Among the records, find the lines that hold the string "verò" and return them.

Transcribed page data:
***

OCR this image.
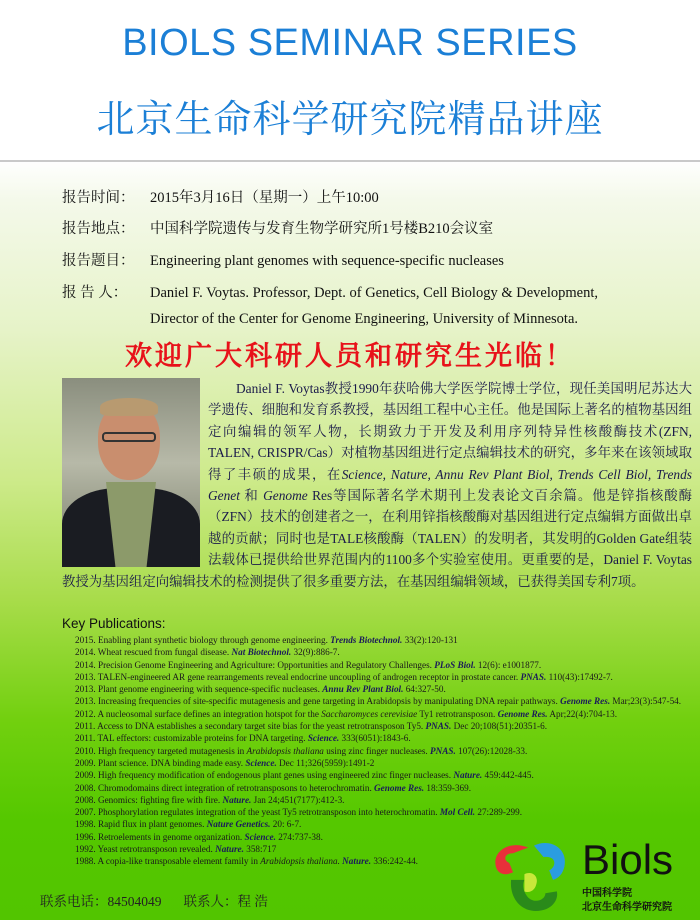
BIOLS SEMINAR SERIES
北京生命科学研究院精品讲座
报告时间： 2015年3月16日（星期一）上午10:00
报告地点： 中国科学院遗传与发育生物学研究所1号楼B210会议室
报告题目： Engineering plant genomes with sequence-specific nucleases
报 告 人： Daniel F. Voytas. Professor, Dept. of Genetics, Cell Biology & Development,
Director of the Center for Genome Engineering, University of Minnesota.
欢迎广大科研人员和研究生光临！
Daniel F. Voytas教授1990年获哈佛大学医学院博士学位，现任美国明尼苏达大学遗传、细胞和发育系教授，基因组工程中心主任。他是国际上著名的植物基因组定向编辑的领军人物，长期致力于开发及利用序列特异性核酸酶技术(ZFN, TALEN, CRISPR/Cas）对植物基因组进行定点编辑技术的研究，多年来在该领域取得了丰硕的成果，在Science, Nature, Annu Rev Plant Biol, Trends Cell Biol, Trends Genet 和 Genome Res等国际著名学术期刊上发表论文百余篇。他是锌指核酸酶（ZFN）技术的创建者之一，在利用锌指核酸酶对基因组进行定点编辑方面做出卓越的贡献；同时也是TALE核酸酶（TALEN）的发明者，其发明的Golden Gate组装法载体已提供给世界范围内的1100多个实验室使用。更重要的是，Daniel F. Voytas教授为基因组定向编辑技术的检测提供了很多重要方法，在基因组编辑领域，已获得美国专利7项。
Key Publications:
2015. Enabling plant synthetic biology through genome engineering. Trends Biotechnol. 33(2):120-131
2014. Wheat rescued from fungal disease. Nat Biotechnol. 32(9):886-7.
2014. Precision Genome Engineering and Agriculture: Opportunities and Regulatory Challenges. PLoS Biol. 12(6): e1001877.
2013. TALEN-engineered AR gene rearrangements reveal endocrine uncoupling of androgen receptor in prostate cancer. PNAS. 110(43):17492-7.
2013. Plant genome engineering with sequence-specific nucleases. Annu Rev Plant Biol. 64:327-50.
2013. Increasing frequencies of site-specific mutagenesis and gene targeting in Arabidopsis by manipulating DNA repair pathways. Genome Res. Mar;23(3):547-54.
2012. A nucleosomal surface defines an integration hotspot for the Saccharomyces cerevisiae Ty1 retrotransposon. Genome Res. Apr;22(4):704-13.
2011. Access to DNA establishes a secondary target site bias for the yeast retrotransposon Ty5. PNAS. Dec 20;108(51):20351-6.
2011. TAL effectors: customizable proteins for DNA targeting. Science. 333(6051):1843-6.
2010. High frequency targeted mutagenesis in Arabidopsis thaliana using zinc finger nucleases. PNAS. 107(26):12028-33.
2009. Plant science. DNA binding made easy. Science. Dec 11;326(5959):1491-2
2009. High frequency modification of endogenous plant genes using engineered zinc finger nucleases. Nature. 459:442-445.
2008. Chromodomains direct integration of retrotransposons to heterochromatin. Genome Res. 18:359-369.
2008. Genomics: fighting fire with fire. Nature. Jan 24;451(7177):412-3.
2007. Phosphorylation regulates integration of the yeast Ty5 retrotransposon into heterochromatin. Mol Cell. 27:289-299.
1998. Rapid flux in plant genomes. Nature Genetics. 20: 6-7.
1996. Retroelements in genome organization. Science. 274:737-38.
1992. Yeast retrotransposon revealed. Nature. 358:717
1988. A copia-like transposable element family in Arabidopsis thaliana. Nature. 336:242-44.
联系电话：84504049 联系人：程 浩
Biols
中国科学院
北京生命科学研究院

***

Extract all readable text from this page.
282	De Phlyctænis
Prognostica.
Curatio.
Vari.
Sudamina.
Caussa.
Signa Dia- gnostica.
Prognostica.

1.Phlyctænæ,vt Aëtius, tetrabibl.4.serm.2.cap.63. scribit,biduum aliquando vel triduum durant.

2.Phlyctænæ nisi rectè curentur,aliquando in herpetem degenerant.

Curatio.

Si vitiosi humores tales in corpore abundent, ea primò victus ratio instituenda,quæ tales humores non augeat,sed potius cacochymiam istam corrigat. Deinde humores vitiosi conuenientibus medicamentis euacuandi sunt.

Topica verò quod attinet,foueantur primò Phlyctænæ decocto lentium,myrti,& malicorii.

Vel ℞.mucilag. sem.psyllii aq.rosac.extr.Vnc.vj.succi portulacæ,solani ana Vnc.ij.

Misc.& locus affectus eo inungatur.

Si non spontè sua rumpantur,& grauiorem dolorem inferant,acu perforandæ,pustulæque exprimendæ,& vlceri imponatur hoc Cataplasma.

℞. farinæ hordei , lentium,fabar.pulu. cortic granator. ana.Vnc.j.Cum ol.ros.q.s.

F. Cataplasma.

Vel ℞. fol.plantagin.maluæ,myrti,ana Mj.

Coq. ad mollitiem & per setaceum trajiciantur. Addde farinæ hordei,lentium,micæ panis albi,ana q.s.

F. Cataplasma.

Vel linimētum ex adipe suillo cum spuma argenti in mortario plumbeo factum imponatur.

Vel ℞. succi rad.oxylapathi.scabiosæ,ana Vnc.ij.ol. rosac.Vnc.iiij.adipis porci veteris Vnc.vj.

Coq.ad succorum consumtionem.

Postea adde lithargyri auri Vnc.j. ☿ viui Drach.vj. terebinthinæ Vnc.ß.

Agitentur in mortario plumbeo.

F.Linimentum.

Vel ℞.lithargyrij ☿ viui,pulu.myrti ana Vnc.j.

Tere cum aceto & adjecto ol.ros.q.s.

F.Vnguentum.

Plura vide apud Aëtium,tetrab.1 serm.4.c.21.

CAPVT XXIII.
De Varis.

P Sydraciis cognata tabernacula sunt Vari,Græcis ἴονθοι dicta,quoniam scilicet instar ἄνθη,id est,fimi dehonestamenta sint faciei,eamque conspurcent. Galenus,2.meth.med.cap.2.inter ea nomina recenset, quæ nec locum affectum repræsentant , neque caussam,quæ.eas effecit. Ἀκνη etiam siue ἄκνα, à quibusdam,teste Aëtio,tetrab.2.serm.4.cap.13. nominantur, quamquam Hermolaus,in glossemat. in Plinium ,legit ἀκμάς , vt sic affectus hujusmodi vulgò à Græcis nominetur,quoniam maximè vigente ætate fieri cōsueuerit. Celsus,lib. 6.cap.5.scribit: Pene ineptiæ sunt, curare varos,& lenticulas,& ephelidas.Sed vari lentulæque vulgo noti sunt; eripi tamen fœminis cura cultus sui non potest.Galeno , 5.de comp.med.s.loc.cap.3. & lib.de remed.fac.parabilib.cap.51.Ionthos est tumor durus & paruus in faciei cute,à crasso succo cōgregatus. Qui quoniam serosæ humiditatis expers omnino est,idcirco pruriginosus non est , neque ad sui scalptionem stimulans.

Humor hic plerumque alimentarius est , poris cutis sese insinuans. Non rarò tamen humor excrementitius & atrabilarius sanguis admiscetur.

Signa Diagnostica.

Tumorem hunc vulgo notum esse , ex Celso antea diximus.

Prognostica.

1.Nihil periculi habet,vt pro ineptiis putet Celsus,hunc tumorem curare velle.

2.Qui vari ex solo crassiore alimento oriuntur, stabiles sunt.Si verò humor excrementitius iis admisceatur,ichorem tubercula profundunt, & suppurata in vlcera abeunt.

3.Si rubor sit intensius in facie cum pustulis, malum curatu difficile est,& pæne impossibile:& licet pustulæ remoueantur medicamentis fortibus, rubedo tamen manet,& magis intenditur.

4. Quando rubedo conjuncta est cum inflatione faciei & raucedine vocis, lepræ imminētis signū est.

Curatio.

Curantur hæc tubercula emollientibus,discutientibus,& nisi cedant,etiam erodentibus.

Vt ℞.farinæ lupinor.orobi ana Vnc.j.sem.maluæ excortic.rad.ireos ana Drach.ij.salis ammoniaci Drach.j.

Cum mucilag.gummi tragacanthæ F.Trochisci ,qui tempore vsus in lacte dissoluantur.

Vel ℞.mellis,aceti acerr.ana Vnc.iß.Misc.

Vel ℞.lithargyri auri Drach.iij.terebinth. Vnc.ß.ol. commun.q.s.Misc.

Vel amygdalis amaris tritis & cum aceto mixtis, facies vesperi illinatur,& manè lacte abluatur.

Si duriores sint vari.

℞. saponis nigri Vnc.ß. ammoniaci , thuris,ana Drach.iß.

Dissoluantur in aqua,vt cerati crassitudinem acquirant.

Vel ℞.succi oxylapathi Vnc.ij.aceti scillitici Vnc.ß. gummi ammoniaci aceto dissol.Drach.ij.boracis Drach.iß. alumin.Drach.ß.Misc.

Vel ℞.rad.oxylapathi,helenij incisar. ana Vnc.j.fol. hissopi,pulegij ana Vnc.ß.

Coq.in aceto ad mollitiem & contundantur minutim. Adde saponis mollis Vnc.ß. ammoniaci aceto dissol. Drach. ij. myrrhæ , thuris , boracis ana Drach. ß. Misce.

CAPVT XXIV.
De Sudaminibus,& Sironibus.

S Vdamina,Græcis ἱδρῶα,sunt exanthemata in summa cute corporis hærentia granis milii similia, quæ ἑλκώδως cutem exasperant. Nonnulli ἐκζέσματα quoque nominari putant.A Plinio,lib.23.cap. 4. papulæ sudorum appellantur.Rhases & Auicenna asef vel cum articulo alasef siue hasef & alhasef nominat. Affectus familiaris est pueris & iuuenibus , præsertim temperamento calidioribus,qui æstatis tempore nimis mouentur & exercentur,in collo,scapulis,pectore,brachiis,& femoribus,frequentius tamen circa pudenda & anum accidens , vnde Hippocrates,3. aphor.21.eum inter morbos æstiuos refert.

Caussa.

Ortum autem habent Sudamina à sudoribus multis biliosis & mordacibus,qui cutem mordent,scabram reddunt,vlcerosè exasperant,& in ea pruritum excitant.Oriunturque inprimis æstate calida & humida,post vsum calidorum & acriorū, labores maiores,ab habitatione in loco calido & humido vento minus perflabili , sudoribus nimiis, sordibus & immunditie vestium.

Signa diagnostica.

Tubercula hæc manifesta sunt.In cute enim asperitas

***

** Exercise output **
Topica verò quod attinet,foueantur primò Phlyctænæ decocto lentium,myrti,& malicorii.
2.Qui vari ex solo crassiore alimento oriuntur, stabiles sunt.Si verò humor excrementitius iis admisceatur,ichorem tubercula profundunt, & suppurata in vlcera abeunt.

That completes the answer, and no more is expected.